▸ Given exercise:
Return every record below exactly as written, but leave out the pictures.

Stored data
+--

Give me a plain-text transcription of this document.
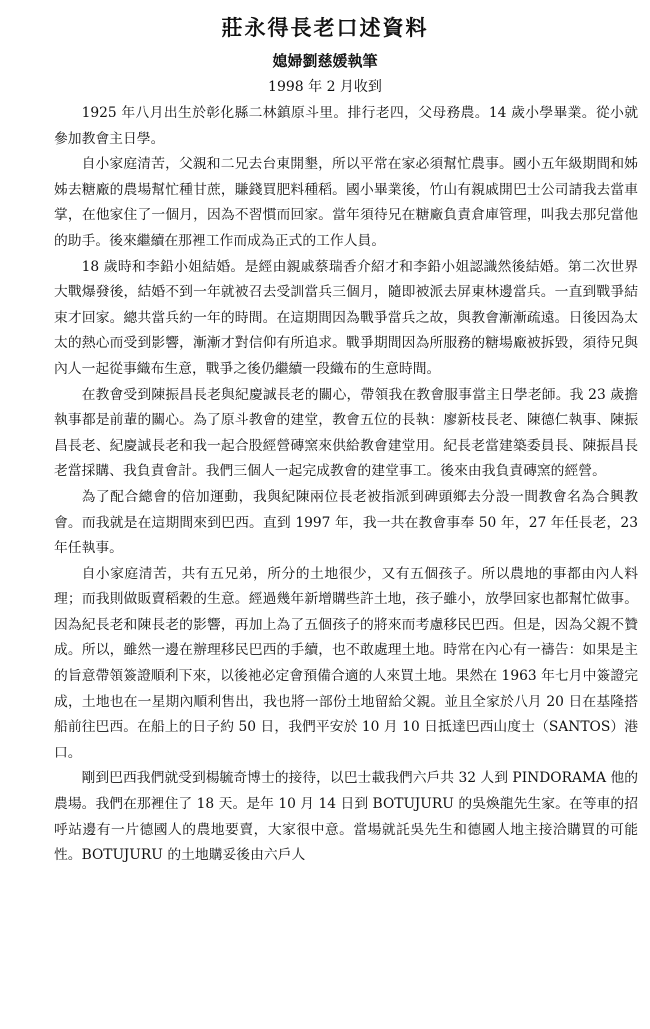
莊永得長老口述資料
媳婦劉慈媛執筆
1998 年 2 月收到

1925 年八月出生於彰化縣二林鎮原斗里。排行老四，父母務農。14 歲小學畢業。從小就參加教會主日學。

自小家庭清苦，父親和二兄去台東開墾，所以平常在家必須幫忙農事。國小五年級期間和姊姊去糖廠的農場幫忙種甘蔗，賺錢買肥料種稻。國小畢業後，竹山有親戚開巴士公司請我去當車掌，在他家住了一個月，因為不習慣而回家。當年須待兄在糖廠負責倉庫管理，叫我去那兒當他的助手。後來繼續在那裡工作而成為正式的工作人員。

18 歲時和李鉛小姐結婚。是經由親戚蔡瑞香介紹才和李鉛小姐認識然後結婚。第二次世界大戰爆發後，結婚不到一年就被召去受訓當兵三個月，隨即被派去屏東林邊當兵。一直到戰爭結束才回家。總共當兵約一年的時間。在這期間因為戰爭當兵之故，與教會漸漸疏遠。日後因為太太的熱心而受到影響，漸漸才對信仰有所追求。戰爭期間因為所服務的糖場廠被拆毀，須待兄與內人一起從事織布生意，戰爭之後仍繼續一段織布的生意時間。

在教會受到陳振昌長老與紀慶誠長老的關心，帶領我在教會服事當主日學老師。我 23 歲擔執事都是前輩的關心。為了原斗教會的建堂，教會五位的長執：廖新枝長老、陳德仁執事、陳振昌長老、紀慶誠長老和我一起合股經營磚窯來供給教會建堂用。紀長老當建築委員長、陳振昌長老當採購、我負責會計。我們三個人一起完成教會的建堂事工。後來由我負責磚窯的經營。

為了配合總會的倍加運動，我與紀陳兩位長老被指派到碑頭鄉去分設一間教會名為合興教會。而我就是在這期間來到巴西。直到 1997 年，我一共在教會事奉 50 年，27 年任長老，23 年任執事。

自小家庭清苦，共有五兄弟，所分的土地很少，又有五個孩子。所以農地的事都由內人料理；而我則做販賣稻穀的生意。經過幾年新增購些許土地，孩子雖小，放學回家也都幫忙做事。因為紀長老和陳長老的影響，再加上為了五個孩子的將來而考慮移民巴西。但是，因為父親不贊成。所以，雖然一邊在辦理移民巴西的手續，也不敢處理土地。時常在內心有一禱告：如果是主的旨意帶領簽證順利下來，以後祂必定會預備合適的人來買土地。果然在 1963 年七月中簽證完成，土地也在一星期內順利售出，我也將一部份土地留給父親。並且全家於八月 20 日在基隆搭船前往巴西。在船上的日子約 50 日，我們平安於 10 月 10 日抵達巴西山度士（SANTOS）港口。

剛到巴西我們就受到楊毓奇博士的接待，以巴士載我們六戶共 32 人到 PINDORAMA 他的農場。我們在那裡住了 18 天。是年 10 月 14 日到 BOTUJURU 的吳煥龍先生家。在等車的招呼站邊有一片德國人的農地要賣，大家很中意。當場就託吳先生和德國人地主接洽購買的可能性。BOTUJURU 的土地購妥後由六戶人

+--

▸ Correct output:
Give me a plain-text transcription of this document.
莊永得長老口述資料
媳婦劉慈媛執筆
1998 年 2 月收到

1925 年八月出生於彰化縣二林鎮原斗里。排行老四，父母務農。14 歲小學畢業。從小就參加教會主日學。

自小家庭清苦，父親和二兄去台東開墾，所以平常在家必須幫忙農事。國小五年級期間和姊姊去糖廠的農場幫忙種甘蔗，賺錢買肥料種稻。國小畢業後，竹山有親戚開巴士公司請我去當車掌，在他家住了一個月，因為不習慣而回家。當年須待兄在糖廠負責倉庫管理，叫我去那兒當他的助手。後來繼續在那裡工作而成為正式的工作人員。

18 歲時和李鉛小姐結婚。是經由親戚蔡瑞香介紹才和李鉛小姐認識然後結婚。第二次世界大戰爆發後，結婚不到一年就被召去受訓當兵三個月，隨即被派去屏東林邊當兵。一直到戰爭結束才回家。總共當兵約一年的時間。在這期間因為戰爭當兵之故，與教會漸漸疏遠。日後因為太太的熱心而受到影響，漸漸才對信仰有所追求。戰爭期間因為所服務的糖場廠被拆毀，須待兄與內人一起從事織布生意，戰爭之後仍繼續一段織布的生意時間。

在教會受到陳振昌長老與紀慶誠長老的關心，帶領我在教會服事當主日學老師。我 23 歲擔執事都是前輩的關心。為了原斗教會的建堂，教會五位的長執：廖新枝長老、陳德仁執事、陳振昌長老、紀慶誠長老和我一起合股經營磚窯來供給教會建堂用。紀長老當建築委員長、陳振昌長老當採購、我負責會計。我們三個人一起完成教會的建堂事工。後來由我負責磚窯的經營。

為了配合總會的倍加運動，我與紀陳兩位長老被指派到碑頭鄉去分設一間教會名為合興教會。而我就是在這期間來到巴西。直到 1997 年，我一共在教會事奉 50 年，27 年任長老，23 年任執事。

自小家庭清苦，共有五兄弟，所分的土地很少，又有五個孩子。所以農地的事都由內人料理；而我則做販賣稻穀的生意。經過幾年新增購些許土地，孩子雖小，放學回家也都幫忙做事。因為紀長老和陳長老的影響，再加上為了五個孩子的將來而考慮移民巴西。但是，因為父親不贊成。所以，雖然一邊在辦理移民巴西的手續，也不敢處理土地。時常在內心有一禱告：如果是主的旨意帶領簽證順利下來，以後祂必定會預備合適的人來買土地。果然在 1963 年七月中簽證完成，土地也在一星期內順利售出，我也將一部份土地留給父親。並且全家於八月 20 日在基隆搭船前往巴西。在船上的日子約 50 日，我們平安於 10 月 10 日抵達巴西山度士（SANTOS）港口。

剛到巴西我們就受到楊毓奇博士的接待，以巴士載我們六戶共 32 人到 PINDORAMA 他的農場。我們在那裡住了 18 天。是年 10 月 14 日到 BOTUJURU 的吳煥龍先生家。在等車的招呼站邊有一片德國人的農地要賣，大家很中意。當場就託吳先生和德國人地主接洽購買的可能性。BOTUJURU 的土地購妥後由六戶人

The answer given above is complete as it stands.